What you should do: Rewrite the lines starting at the one containing "square-h2[interactable] (315, 273, 357, 315)" and ending at the one containing "square-g5[interactable] (273, 147, 315, 189)" as a JSON list of strings, one string per line, omitting blank lines.

(Some records)
____
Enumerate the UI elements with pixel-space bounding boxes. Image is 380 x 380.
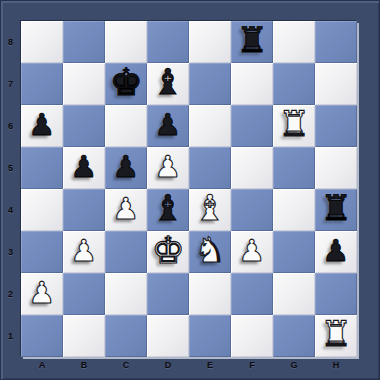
square-h2[interactable] (315, 273, 357, 315)
chess-board: ♜♚♝♟♟♜♟♟♟♟♝♝♜♟♚♞♟♟♟♜ (21, 21, 357, 357)
square-b4[interactable] (63, 189, 105, 231)
piece-white-bishop[interactable]: ♝ (189, 189, 231, 231)
square-g1[interactable] (273, 315, 315, 357)
square-e8[interactable] (189, 21, 231, 63)
square-b6[interactable] (63, 105, 105, 147)
rank-label-5: 5 (0, 147, 21, 189)
square-g5[interactable] (273, 147, 315, 189)
square-a2[interactable]: ♟ (21, 273, 63, 315)
square-c3[interactable] (105, 231, 147, 273)
square-c8[interactable] (105, 21, 147, 63)
square-c2[interactable] (105, 273, 147, 315)
square-h1[interactable]: ♜ (315, 315, 357, 357)
piece-white-pawn[interactable]: ♟ (105, 189, 147, 231)
square-a6[interactable]: ♟ (21, 105, 63, 147)
piece-white-rook[interactable]: ♜ (315, 315, 357, 357)
square-c4[interactable]: ♟ (105, 189, 147, 231)
square-a8[interactable] (21, 21, 63, 63)
square-d2[interactable] (147, 273, 189, 315)
square-b2[interactable] (63, 273, 105, 315)
square-h4[interactable]: ♜ (315, 189, 357, 231)
square-g6[interactable]: ♜ (273, 105, 315, 147)
square-g7[interactable] (273, 63, 315, 105)
square-a3[interactable] (21, 231, 63, 273)
square-b5[interactable]: ♟ (63, 147, 105, 189)
square-f4[interactable] (231, 189, 273, 231)
square-e6[interactable] (189, 105, 231, 147)
square-d1[interactable] (147, 315, 189, 357)
piece-black-pawn[interactable]: ♟ (315, 231, 357, 273)
piece-black-bishop[interactable]: ♝ (147, 189, 189, 231)
square-c1[interactable] (105, 315, 147, 357)
square-b1[interactable] (63, 315, 105, 357)
file-label-e: E (189, 357, 231, 380)
file-label-h: H (315, 357, 357, 380)
file-labels: ABCDEFGH (21, 357, 357, 380)
rank-label-1: 1 (0, 315, 21, 357)
file-label-f: F (231, 357, 273, 380)
file-label-d: D (147, 357, 189, 380)
square-d3[interactable]: ♚ (147, 231, 189, 273)
square-f1[interactable] (231, 315, 273, 357)
rank-label-3: 3 (0, 231, 21, 273)
square-h8[interactable] (315, 21, 357, 63)
square-f2[interactable] (231, 273, 273, 315)
square-c7[interactable]: ♚ (105, 63, 147, 105)
piece-black-pawn[interactable]: ♟ (147, 105, 189, 147)
square-g8[interactable] (273, 21, 315, 63)
piece-white-king[interactable]: ♚ (147, 231, 189, 273)
square-e2[interactable] (189, 273, 231, 315)
rank-label-8: 8 (0, 21, 21, 63)
square-e5[interactable] (189, 147, 231, 189)
square-e7[interactable] (189, 63, 231, 105)
file-label-c: C (105, 357, 147, 380)
square-a1[interactable] (21, 315, 63, 357)
square-h5[interactable] (315, 147, 357, 189)
rank-label-2: 2 (0, 273, 21, 315)
piece-black-pawn[interactable]: ♟ (63, 147, 105, 189)
square-a5[interactable] (21, 147, 63, 189)
square-d7[interactable]: ♝ (147, 63, 189, 105)
square-g3[interactable] (273, 231, 315, 273)
square-b7[interactable] (63, 63, 105, 105)
piece-white-pawn[interactable]: ♟ (231, 231, 273, 273)
square-h3[interactable]: ♟ (315, 231, 357, 273)
square-h6[interactable] (315, 105, 357, 147)
piece-black-king[interactable]: ♚ (105, 63, 147, 105)
rank-label-7: 7 (0, 63, 21, 105)
square-h7[interactable] (315, 63, 357, 105)
piece-black-pawn[interactable]: ♟ (105, 147, 147, 189)
piece-white-rook[interactable]: ♜ (273, 105, 315, 147)
square-f3[interactable]: ♟ (231, 231, 273, 273)
square-f7[interactable] (231, 63, 273, 105)
rank-labels: 87654321 (0, 21, 21, 357)
square-f5[interactable] (231, 147, 273, 189)
piece-white-pawn[interactable]: ♟ (147, 147, 189, 189)
square-d8[interactable] (147, 21, 189, 63)
piece-black-rook[interactable]: ♜ (315, 189, 357, 231)
square-e4[interactable]: ♝ (189, 189, 231, 231)
rank-label-4: 4 (0, 189, 21, 231)
piece-white-pawn[interactable]: ♟ (63, 231, 105, 273)
file-label-a: A (21, 357, 63, 380)
square-e3[interactable]: ♞ (189, 231, 231, 273)
piece-white-pawn[interactable]: ♟ (21, 273, 63, 315)
file-label-g: G (273, 357, 315, 380)
square-d6[interactable]: ♟ (147, 105, 189, 147)
square-c6[interactable] (105, 105, 147, 147)
square-b8[interactable] (63, 21, 105, 63)
chess-board-frame: 87654321 ABCDEFGH ♜♚♝♟♟♜♟♟♟♟♝♝♜♟♚♞♟♟♟♜ (0, 0, 380, 380)
piece-black-rook[interactable]: ♜ (231, 21, 273, 63)
square-b3[interactable]: ♟ (63, 231, 105, 273)
square-f8[interactable]: ♜ (231, 21, 273, 63)
square-c5[interactable]: ♟ (105, 147, 147, 189)
square-e1[interactable] (189, 315, 231, 357)
square-g2[interactable] (273, 273, 315, 315)
square-a4[interactable] (21, 189, 63, 231)
square-f6[interactable] (231, 105, 273, 147)
piece-black-pawn[interactable]: ♟ (21, 105, 63, 147)
piece-black-bishop[interactable]: ♝ (147, 63, 189, 105)
file-label-b: B (63, 357, 105, 380)
square-d5[interactable]: ♟ (147, 147, 189, 189)
square-d4[interactable]: ♝ (147, 189, 189, 231)
square-g4[interactable] (273, 189, 315, 231)
square-a7[interactable] (21, 63, 63, 105)
piece-white-knight[interactable]: ♞ (189, 231, 231, 273)
rank-label-6: 6 (0, 105, 21, 147)
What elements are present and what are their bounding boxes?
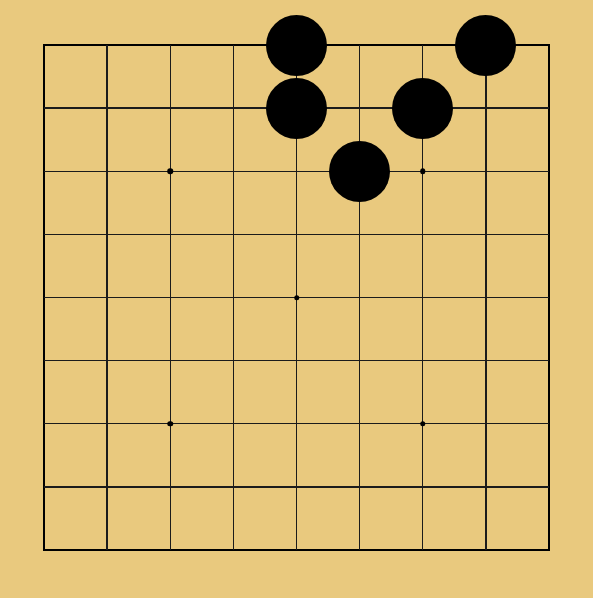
intersection-B4[interactable] xyxy=(76,329,139,392)
intersection-H1[interactable] xyxy=(454,518,517,581)
intersection-A7[interactable] xyxy=(12,140,75,203)
intersection-J4[interactable] xyxy=(517,329,580,392)
black-stone-E9[interactable] xyxy=(266,15,327,76)
intersection-F5[interactable] xyxy=(328,266,391,329)
intersection-B8[interactable] xyxy=(76,77,139,140)
black-stone-H9[interactable] xyxy=(455,15,516,76)
intersection-D9[interactable] xyxy=(202,13,265,76)
black-stone-G8[interactable] xyxy=(392,78,453,139)
intersection-F8[interactable] xyxy=(328,77,391,140)
intersection-B5[interactable] xyxy=(76,266,139,329)
intersection-G8[interactable] xyxy=(391,77,454,140)
intersection-E7[interactable] xyxy=(265,140,328,203)
intersection-A5[interactable] xyxy=(12,266,75,329)
intersection-G2[interactable] xyxy=(391,455,454,518)
intersection-H5[interactable] xyxy=(454,266,517,329)
intersection-A8[interactable] xyxy=(12,77,75,140)
intersection-A1[interactable] xyxy=(12,518,75,581)
intersection-F4[interactable] xyxy=(328,329,391,392)
intersection-B6[interactable] xyxy=(76,203,139,266)
intersection-D5[interactable] xyxy=(202,266,265,329)
intersection-C3[interactable] xyxy=(139,392,202,455)
black-stone-F7[interactable] xyxy=(329,141,390,202)
go-app-screen xyxy=(0,0,593,598)
intersection-B1[interactable] xyxy=(76,518,139,581)
intersection-D8[interactable] xyxy=(202,77,265,140)
intersection-B7[interactable] xyxy=(76,140,139,203)
intersection-J3[interactable] xyxy=(517,392,580,455)
intersection-J5[interactable] xyxy=(517,266,580,329)
intersection-C2[interactable] xyxy=(139,455,202,518)
intersection-E6[interactable] xyxy=(265,203,328,266)
intersection-J6[interactable] xyxy=(517,203,580,266)
intersection-A6[interactable] xyxy=(12,203,75,266)
intersection-C9[interactable] xyxy=(139,13,202,76)
intersection-G1[interactable] xyxy=(391,518,454,581)
intersection-E5[interactable] xyxy=(265,266,328,329)
intersection-C5[interactable] xyxy=(139,266,202,329)
intersection-J9[interactable] xyxy=(517,13,580,76)
intersection-F6[interactable] xyxy=(328,203,391,266)
intersection-G6[interactable] xyxy=(391,203,454,266)
intersection-G4[interactable] xyxy=(391,329,454,392)
intersection-D3[interactable] xyxy=(202,392,265,455)
intersection-A2[interactable] xyxy=(12,455,75,518)
intersection-D2[interactable] xyxy=(202,455,265,518)
intersection-H3[interactable] xyxy=(454,392,517,455)
intersection-F7[interactable] xyxy=(328,140,391,203)
intersection-J8[interactable] xyxy=(517,77,580,140)
intersection-C1[interactable] xyxy=(139,518,202,581)
intersection-B3[interactable] xyxy=(76,392,139,455)
intersection-C8[interactable] xyxy=(139,77,202,140)
intersection-B9[interactable] xyxy=(76,13,139,76)
intersection-H7[interactable] xyxy=(454,140,517,203)
intersection-A3[interactable] xyxy=(12,392,75,455)
intersection-E4[interactable] xyxy=(265,329,328,392)
intersection-J2[interactable] xyxy=(517,455,580,518)
intersection-F3[interactable] xyxy=(328,392,391,455)
intersection-D7[interactable] xyxy=(202,140,265,203)
intersection-A4[interactable] xyxy=(12,329,75,392)
intersection-E1[interactable] xyxy=(265,518,328,581)
intersection-H2[interactable] xyxy=(454,455,517,518)
intersection-D6[interactable] xyxy=(202,203,265,266)
intersection-G5[interactable] xyxy=(391,266,454,329)
intersection-C4[interactable] xyxy=(139,329,202,392)
intersection-D4[interactable] xyxy=(202,329,265,392)
go-board[interactable] xyxy=(0,0,593,598)
intersection-E3[interactable] xyxy=(265,392,328,455)
star-point xyxy=(168,169,174,175)
intersection-G3[interactable] xyxy=(391,392,454,455)
intersection-H9[interactable] xyxy=(454,13,517,76)
intersection-F1[interactable] xyxy=(328,518,391,581)
intersection-E8[interactable] xyxy=(265,77,328,140)
star-point xyxy=(294,295,300,301)
intersection-A9[interactable] xyxy=(12,13,75,76)
intersection-C6[interactable] xyxy=(139,203,202,266)
intersection-B2[interactable] xyxy=(76,455,139,518)
star-point xyxy=(420,169,426,175)
intersection-G7[interactable] xyxy=(391,140,454,203)
intersection-H6[interactable] xyxy=(454,203,517,266)
intersection-F9[interactable] xyxy=(328,13,391,76)
black-stone-E8[interactable] xyxy=(266,78,327,139)
intersection-E2[interactable] xyxy=(265,455,328,518)
intersection-F2[interactable] xyxy=(328,455,391,518)
intersection-J7[interactable] xyxy=(517,140,580,203)
intersection-D1[interactable] xyxy=(202,518,265,581)
intersection-H4[interactable] xyxy=(454,329,517,392)
intersections-grid xyxy=(12,13,580,581)
intersection-J1[interactable] xyxy=(517,518,580,581)
intersection-H8[interactable] xyxy=(454,77,517,140)
intersection-C7[interactable] xyxy=(139,140,202,203)
intersection-G9[interactable] xyxy=(391,13,454,76)
intersection-E9[interactable] xyxy=(265,13,328,76)
star-point xyxy=(168,421,174,427)
star-point xyxy=(420,421,426,427)
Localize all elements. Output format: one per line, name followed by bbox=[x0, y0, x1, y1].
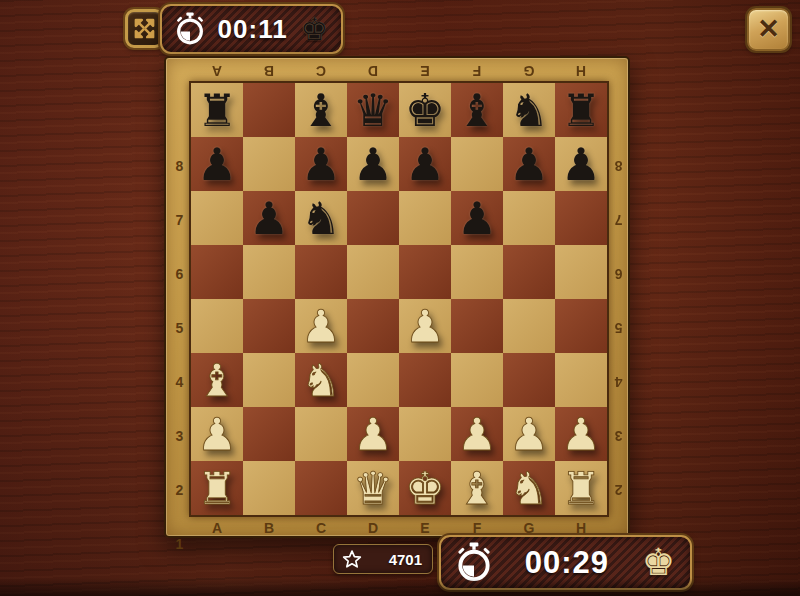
piece-black-pawn[interactable]: ♟ bbox=[457, 196, 497, 241]
file-label-g: G bbox=[503, 60, 555, 83]
square-f2[interactable]: ♟ bbox=[451, 407, 503, 461]
score-value: 4701 bbox=[389, 551, 422, 568]
square-c5[interactable] bbox=[295, 245, 347, 299]
close-button[interactable]: ✕ bbox=[747, 8, 790, 51]
stopwatch-icon bbox=[175, 12, 205, 46]
square-c1[interactable] bbox=[295, 461, 347, 515]
file-label-c: C bbox=[295, 517, 347, 538]
piece-white-pawn[interactable]: ♟ bbox=[561, 412, 601, 457]
rank-label-7: 7 bbox=[607, 193, 630, 247]
piece-white-rook[interactable]: ♜ bbox=[561, 466, 601, 511]
close-icon: ✕ bbox=[757, 16, 780, 43]
stopwatch-icon bbox=[456, 542, 492, 583]
square-g8[interactable]: ♞ bbox=[503, 83, 555, 137]
piece-black-pawn[interactable]: ♟ bbox=[561, 142, 601, 187]
square-h8[interactable]: ♜ bbox=[555, 83, 607, 137]
square-g4[interactable] bbox=[503, 299, 555, 353]
file-label-a: A bbox=[191, 517, 243, 538]
white-king-icon: ♚ bbox=[642, 544, 675, 581]
square-f3[interactable] bbox=[451, 353, 503, 407]
piece-black-pawn[interactable]: ♟ bbox=[353, 142, 393, 187]
square-b4[interactable] bbox=[243, 299, 295, 353]
rank-label-4: 4 bbox=[168, 355, 191, 409]
rank-labels-right: 87654321 bbox=[607, 139, 630, 571]
board-squares: ♜♝♛♚♝♞♜♟♟♟♟♟♟♟♞♟♟♟♝♞♟♟♟♟♟♜♛♚♝♞♜ bbox=[189, 81, 609, 517]
square-g6[interactable] bbox=[503, 191, 555, 245]
piece-black-bishop[interactable]: ♝ bbox=[301, 88, 341, 133]
black-king-icon: ♚ bbox=[300, 14, 328, 45]
piece-black-queen[interactable]: ♛ bbox=[353, 88, 393, 133]
square-b6[interactable]: ♟ bbox=[243, 191, 295, 245]
rank-label-3: 3 bbox=[168, 409, 191, 463]
piece-white-bishop[interactable]: ♝ bbox=[457, 466, 497, 511]
square-b3[interactable] bbox=[243, 353, 295, 407]
square-g1[interactable]: ♞ bbox=[503, 461, 555, 515]
piece-black-bishop[interactable]: ♝ bbox=[457, 88, 497, 133]
square-f8[interactable]: ♝ bbox=[451, 83, 503, 137]
rank-label-5: 5 bbox=[607, 301, 630, 355]
square-a8[interactable]: ♜ bbox=[191, 83, 243, 137]
piece-white-bishop[interactable]: ♝ bbox=[197, 358, 237, 403]
piece-black-knight[interactable]: ♞ bbox=[301, 196, 341, 241]
square-e3[interactable] bbox=[399, 353, 451, 407]
square-b1[interactable] bbox=[243, 461, 295, 515]
piece-black-knight[interactable]: ♞ bbox=[509, 88, 549, 133]
rank-label-3: 3 bbox=[607, 409, 630, 463]
piece-black-pawn[interactable]: ♟ bbox=[197, 142, 237, 187]
square-f1[interactable]: ♝ bbox=[451, 461, 503, 515]
file-label-c: C bbox=[295, 60, 347, 83]
square-c8[interactable]: ♝ bbox=[295, 83, 347, 137]
file-label-d: D bbox=[347, 517, 399, 538]
piece-white-pawn[interactable]: ♟ bbox=[301, 304, 341, 349]
piece-black-rook[interactable]: ♜ bbox=[197, 88, 237, 133]
file-label-f: F bbox=[451, 60, 503, 83]
piece-white-queen[interactable]: ♛ bbox=[353, 466, 393, 511]
square-a2[interactable]: ♟ bbox=[191, 407, 243, 461]
rank-labels-left: 87654321 bbox=[168, 139, 191, 571]
score-panel: 4701 bbox=[333, 544, 433, 574]
rank-label-2: 2 bbox=[607, 463, 630, 517]
square-c3[interactable]: ♞ bbox=[295, 353, 347, 407]
square-f6[interactable]: ♟ bbox=[451, 191, 503, 245]
file-label-b: B bbox=[243, 60, 295, 83]
square-g2[interactable]: ♟ bbox=[503, 407, 555, 461]
square-d8[interactable]: ♛ bbox=[347, 83, 399, 137]
rank-label-1: 1 bbox=[168, 517, 191, 571]
file-label-e: E bbox=[399, 60, 451, 83]
square-h7[interactable]: ♟ bbox=[555, 137, 607, 191]
square-d2[interactable]: ♟ bbox=[347, 407, 399, 461]
black-clock-panel: 00:11 ♚ bbox=[160, 4, 343, 54]
square-e8[interactable]: ♚ bbox=[399, 83, 451, 137]
file-label-h: H bbox=[555, 60, 607, 83]
file-label-a: A bbox=[191, 60, 243, 83]
square-h4[interactable] bbox=[555, 299, 607, 353]
piece-white-pawn[interactable]: ♟ bbox=[197, 412, 237, 457]
rank-label-8: 8 bbox=[607, 139, 630, 193]
square-e1[interactable]: ♚ bbox=[399, 461, 451, 515]
square-h2[interactable]: ♟ bbox=[555, 407, 607, 461]
square-h5[interactable] bbox=[555, 245, 607, 299]
square-b7[interactable] bbox=[243, 137, 295, 191]
square-a1[interactable]: ♜ bbox=[191, 461, 243, 515]
piece-white-pawn[interactable]: ♟ bbox=[353, 412, 393, 457]
square-b2[interactable] bbox=[243, 407, 295, 461]
rank-label-4: 4 bbox=[607, 355, 630, 409]
file-label-e: E bbox=[399, 517, 451, 538]
square-c4[interactable]: ♟ bbox=[295, 299, 347, 353]
square-a4[interactable] bbox=[191, 299, 243, 353]
piece-white-pawn[interactable]: ♟ bbox=[457, 412, 497, 457]
rank-label-6: 6 bbox=[607, 247, 630, 301]
square-e7[interactable]: ♟ bbox=[399, 137, 451, 191]
piece-white-king[interactable]: ♚ bbox=[405, 466, 445, 511]
file-label-d: D bbox=[347, 60, 399, 83]
piece-black-pawn[interactable]: ♟ bbox=[301, 142, 341, 187]
rank-label-8: 8 bbox=[168, 139, 191, 193]
square-g5[interactable] bbox=[503, 245, 555, 299]
square-a6[interactable] bbox=[191, 191, 243, 245]
fullscreen-button[interactable] bbox=[125, 9, 164, 48]
square-h3[interactable] bbox=[555, 353, 607, 407]
piece-black-rook[interactable]: ♜ bbox=[561, 88, 601, 133]
star-icon bbox=[342, 549, 362, 569]
square-d6[interactable] bbox=[347, 191, 399, 245]
square-d7[interactable]: ♟ bbox=[347, 137, 399, 191]
square-c7[interactable]: ♟ bbox=[295, 137, 347, 191]
file-label-b: B bbox=[243, 517, 295, 538]
piece-white-pawn[interactable]: ♟ bbox=[405, 304, 445, 349]
square-d5[interactable] bbox=[347, 245, 399, 299]
rank-label-6: 6 bbox=[168, 247, 191, 301]
piece-white-knight[interactable]: ♞ bbox=[509, 466, 549, 511]
expand-arrows-icon bbox=[133, 17, 156, 40]
chess-board: ♜♝♛♚♝♞♜♟♟♟♟♟♟♟♞♟♟♟♝♞♟♟♟♟♟♜♛♚♝♞♜ 87654321… bbox=[164, 56, 630, 538]
square-c6[interactable]: ♞ bbox=[295, 191, 347, 245]
square-a5[interactable] bbox=[191, 245, 243, 299]
white-clock-time: 00:29 bbox=[525, 545, 609, 581]
square-f5[interactable] bbox=[451, 245, 503, 299]
piece-black-king[interactable]: ♚ bbox=[405, 88, 445, 133]
file-labels-top: ABCDEFGH bbox=[191, 60, 607, 83]
square-c2[interactable] bbox=[295, 407, 347, 461]
square-b8[interactable] bbox=[243, 83, 295, 137]
square-h6[interactable] bbox=[555, 191, 607, 245]
piece-black-pawn[interactable]: ♟ bbox=[509, 142, 549, 187]
white-clock-panel: 00:29 ♚ bbox=[439, 535, 692, 590]
rank-label-5: 5 bbox=[168, 301, 191, 355]
square-e5[interactable] bbox=[399, 245, 451, 299]
square-d1[interactable]: ♛ bbox=[347, 461, 399, 515]
rank-label-2: 2 bbox=[168, 463, 191, 517]
piece-black-pawn[interactable]: ♟ bbox=[249, 196, 289, 241]
square-e2[interactable] bbox=[399, 407, 451, 461]
square-a3[interactable]: ♝ bbox=[191, 353, 243, 407]
rank-label-7: 7 bbox=[168, 193, 191, 247]
piece-white-rook[interactable]: ♜ bbox=[197, 466, 237, 511]
piece-white-pawn[interactable]: ♟ bbox=[509, 412, 549, 457]
square-a7[interactable]: ♟ bbox=[191, 137, 243, 191]
square-e4[interactable]: ♟ bbox=[399, 299, 451, 353]
game-window: 00:11 ♚ ✕ ♜♝♛♚♝♞♜♟♟♟♟♟♟♟♞♟♟♟♝♞♟♟♟♟♟♜♛♚♝♞… bbox=[0, 0, 800, 596]
square-h1[interactable]: ♜ bbox=[555, 461, 607, 515]
square-d4[interactable] bbox=[347, 299, 399, 353]
square-b5[interactable] bbox=[243, 245, 295, 299]
square-g7[interactable]: ♟ bbox=[503, 137, 555, 191]
square-f4[interactable] bbox=[451, 299, 503, 353]
square-f7[interactable] bbox=[451, 137, 503, 191]
piece-white-knight[interactable]: ♞ bbox=[301, 358, 341, 403]
square-g3[interactable] bbox=[503, 353, 555, 407]
square-e6[interactable] bbox=[399, 191, 451, 245]
black-clock-time: 00:11 bbox=[218, 14, 288, 45]
square-d3[interactable] bbox=[347, 353, 399, 407]
piece-black-pawn[interactable]: ♟ bbox=[405, 142, 445, 187]
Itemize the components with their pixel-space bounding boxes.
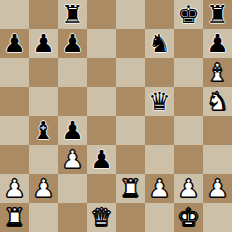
____
Solution to this problem:
[
  "square-h2[interactable] (315, 273, 357, 315)",
  "chess-board: ♜♚♝♟♟♜♟♟♟♟♝♝♜♟♚♞♟♟♟♜ (21, 21, 357, 357)",
  "square-b4[interactable] (63, 189, 105, 231)",
  "piece-white-bishop[interactable]: ♝ (189, 189, 231, 231)",
  "square-g1[interactable] (273, 315, 315, 357)",
  "square-e8[interactable] (189, 21, 231, 63)",
  "square-b6[interactable] (63, 105, 105, 147)",
  "rank-label-5: 5 (0, 147, 21, 189)",
  "square-g5[interactable] (273, 147, 315, 189)"
]